The records below must be transcribed exactly. Do not include the pictures.

** Start of RECORDS SUPPLIED **

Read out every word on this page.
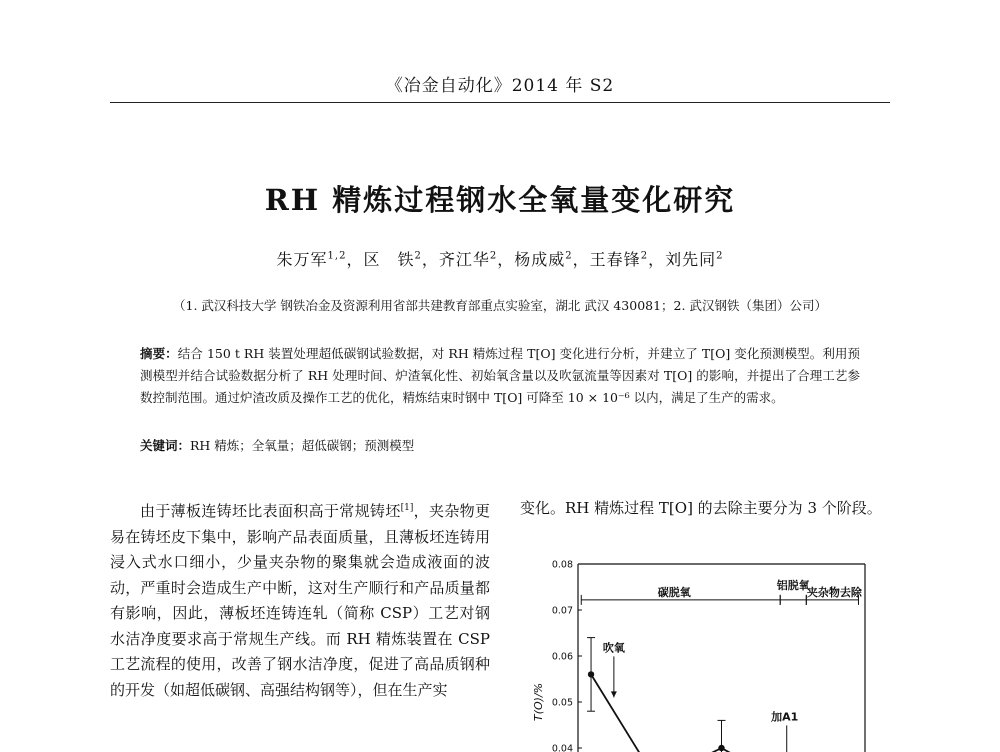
《冶金自动化》2014 年 S2
RH 精炼过程钢水全氧量变化研究
朱万军$^{1,2}$，区　铁$^2$，齐江华$^2$，杨成威$^2$，王春锋$^2$，刘先同$^2$
（1. 武汉科技大学 钢铁冶金及资源利用省部共建教育部重点实验室，湖北 武汉 430081；2. 武汉钢铁（集团）公司）
摘要：结合 150 t RH 装置处理超低碳钢试验数据，对 RH 精炼过程 T[O] 变化进行分析，并建立了 T[O] 变化预测模型。利用预测模型并结合试验数据分析了 RH 处理时间、炉渣氧化性、初始氧含量以及吹氩流量等因素对 T[O] 的影响，并提出了合理工艺参数控制范围。通过炉渣改质及操作工艺的优化，精炼结束时钢中 T[O] 可降至 10 × 10⁻⁶ 以内，满足了生产的需求。
关键词：RH 精炼；全氧量；超低碳钢；预测模型

由于薄板连铸坯比表面积高于常规铸坯[1]，夹杂物更易在铸坯皮下集中，影响产品表面质量，且薄板坯连铸用浸入式水口细小，少量夹杂物的聚集就会造成液面的波动，严重时会造成生产中断，这对生产顺行和产品质量都有影响，因此，薄板坯连铸连轧（简称 CSP）工艺对钢水洁净度要求高于常规生产线。而 RH 精炼装置在 CSP 工艺流程的使用，改善了钢水洁净度，促进了高品质钢种的开发（如超低碳钢、高强结构钢等），但在生产实

变化。RH 精炼过程 T[O] 的去除主要分为 3 个阶段。

0.04
0.05
0.06
0.07
0.08
T(O)/%
碳脱氧
铝脱氧
夹杂物去除
吹氧
加A1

** End of RECORDS SUPPLIED **

**RESULT OF THE EXERCISE**
Read out every word on this page.
《冶金自动化》2014 年 S2
RH 精炼过程钢水全氧量变化研究
朱万军$^{1,2}$，区　铁$^2$，齐江华$^2$，杨成威$^2$，王春锋$^2$，刘先同$^2$
（1. 武汉科技大学 钢铁冶金及资源利用省部共建教育部重点实验室，湖北 武汉 430081；2. 武汉钢铁（集团）公司）
摘要：结合 150 t RH 装置处理超低碳钢试验数据，对 RH 精炼过程 T[O] 变化进行分析，并建立了 T[O] 变化预测模型。利用预测模型并结合试验数据分析了 RH 处理时间、炉渣氧化性、初始氧含量以及吹氩流量等因素对 T[O] 的影响，并提出了合理工艺参数控制范围。通过炉渣改质及操作工艺的优化，精炼结束时钢中 T[O] 可降至 10 × 10⁻⁶ 以内，满足了生产的需求。
关键词：RH 精炼；全氧量；超低碳钢；预测模型

由于薄板连铸坯比表面积高于常规铸坯[1]，夹杂物更易在铸坯皮下集中，影响产品表面质量，且薄板坯连铸用浸入式水口细小，少量夹杂物的聚集就会造成液面的波动，严重时会造成生产中断，这对生产顺行和产品质量都有影响，因此，薄板坯连铸连轧（简称 CSP）工艺对钢水洁净度要求高于常规生产线。而 RH 精炼装置在 CSP 工艺流程的使用，改善了钢水洁净度，促进了高品质钢种的开发（如超低碳钢、高强结构钢等），但在生产实

变化。RH 精炼过程 T[O] 的去除主要分为 3 个阶段。

0.04
0.05
0.06
0.07
0.08
T(O)/%
碳脱氧
铝脱氧
夹杂物去除
吹氧
加A1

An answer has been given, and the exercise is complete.